-- Exercise details --
Print every line of the data word for word.

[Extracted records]
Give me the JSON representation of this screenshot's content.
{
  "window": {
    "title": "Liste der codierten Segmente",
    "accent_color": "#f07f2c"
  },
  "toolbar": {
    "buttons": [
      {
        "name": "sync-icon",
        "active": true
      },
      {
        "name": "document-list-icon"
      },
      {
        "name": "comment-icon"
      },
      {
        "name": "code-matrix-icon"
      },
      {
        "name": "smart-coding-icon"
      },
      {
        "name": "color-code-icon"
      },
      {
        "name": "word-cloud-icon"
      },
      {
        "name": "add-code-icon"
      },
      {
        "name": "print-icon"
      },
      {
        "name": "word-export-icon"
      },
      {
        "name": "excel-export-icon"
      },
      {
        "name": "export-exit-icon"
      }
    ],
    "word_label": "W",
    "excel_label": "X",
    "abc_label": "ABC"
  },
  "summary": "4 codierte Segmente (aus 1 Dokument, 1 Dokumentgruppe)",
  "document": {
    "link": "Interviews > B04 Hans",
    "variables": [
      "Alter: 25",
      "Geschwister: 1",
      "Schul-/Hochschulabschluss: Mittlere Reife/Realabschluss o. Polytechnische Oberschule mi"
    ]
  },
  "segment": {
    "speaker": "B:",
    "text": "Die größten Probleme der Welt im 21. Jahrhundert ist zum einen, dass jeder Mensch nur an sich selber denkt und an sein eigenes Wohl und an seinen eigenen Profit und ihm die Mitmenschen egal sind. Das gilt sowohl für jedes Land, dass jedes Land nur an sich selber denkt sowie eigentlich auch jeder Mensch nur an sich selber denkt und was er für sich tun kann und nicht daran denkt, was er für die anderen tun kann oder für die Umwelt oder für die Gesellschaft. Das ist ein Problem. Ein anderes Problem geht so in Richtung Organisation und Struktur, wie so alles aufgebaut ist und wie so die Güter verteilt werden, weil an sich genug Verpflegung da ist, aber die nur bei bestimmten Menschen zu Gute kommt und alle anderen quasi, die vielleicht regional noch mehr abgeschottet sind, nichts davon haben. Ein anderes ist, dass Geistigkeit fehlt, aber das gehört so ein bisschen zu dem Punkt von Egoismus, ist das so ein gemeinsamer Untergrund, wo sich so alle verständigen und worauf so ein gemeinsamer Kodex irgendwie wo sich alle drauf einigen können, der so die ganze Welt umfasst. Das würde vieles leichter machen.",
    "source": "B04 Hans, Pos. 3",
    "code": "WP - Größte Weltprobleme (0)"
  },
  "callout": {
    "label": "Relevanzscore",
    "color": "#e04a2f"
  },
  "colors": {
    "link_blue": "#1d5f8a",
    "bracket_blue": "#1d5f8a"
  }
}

-- Answer --
Give me the JSON representation of this screenshot's content.
{
  "window": {
    "title": "Liste der codierten Segmente",
    "accent_color": "#f07f2c"
  },
  "toolbar": {
    "buttons": [
      {
        "name": "sync-icon",
        "active": true
      },
      {
        "name": "document-list-icon"
      },
      {
        "name": "comment-icon"
      },
      {
        "name": "code-matrix-icon"
      },
      {
        "name": "smart-coding-icon"
      },
      {
        "name": "color-code-icon"
      },
      {
        "name": "word-cloud-icon"
      },
      {
        "name": "add-code-icon"
      },
      {
        "name": "print-icon"
      },
      {
        "name": "word-export-icon"
      },
      {
        "name": "excel-export-icon"
      },
      {
        "name": "export-exit-icon"
      }
    ],
    "word_label": "W",
    "excel_label": "X",
    "abc_label": "ABC"
  },
  "summary": "4 codierte Segmente (aus 1 Dokument, 1 Dokumentgruppe)",
  "document": {
    "link": "Interviews > B04 Hans",
    "variables": [
      "Alter: 25",
      "Geschwister: 1",
      "Schul-/Hochschulabschluss: Mittlere Reife/Realabschluss o. Polytechnische Oberschule mi"
    ]
  },
  "segment": {
    "speaker": "B:",
    "text": "Die größten Probleme der Welt im 21. Jahrhundert ist zum einen, dass jeder Mensch nur an sich selber denkt und an sein eigenes Wohl und an seinen eigenen Profit und ihm die Mitmenschen egal sind. Das gilt sowohl für jedes Land, dass jedes Land nur an sich selber denkt sowie eigentlich auch jeder Mensch nur an sich selber denkt und was er für sich tun kann und nicht daran denkt, was er für die anderen tun kann oder für die Umwelt oder für die Gesellschaft. Das ist ein Problem. Ein anderes Problem geht so in Richtung Organisation und Struktur, wie so alles aufgebaut ist und wie so die Güter verteilt werden, weil an sich genug Verpflegung da ist, aber die nur bei bestimmten Menschen zu Gute kommt und alle anderen quasi, die vielleicht regional noch mehr abgeschottet sind, nichts davon haben. Ein anderes ist, dass Geistigkeit fehlt, aber das gehört so ein bisschen zu dem Punkt von Egoismus, ist das so ein gemeinsamer Untergrund, wo sich so alle verständigen und worauf so ein gemeinsamer Kodex irgendwie wo sich alle drauf einigen können, der so die ganze Welt umfasst. Das würde vieles leichter machen.",
    "source": "B04 Hans, Pos. 3",
    "code": "WP - Größte Weltprobleme (0)"
  },
  "callout": {
    "label": "Relevanzscore",
    "color": "#e04a2f"
  },
  "colors": {
    "link_blue": "#1d5f8a",
    "bracket_blue": "#1d5f8a"
  }
}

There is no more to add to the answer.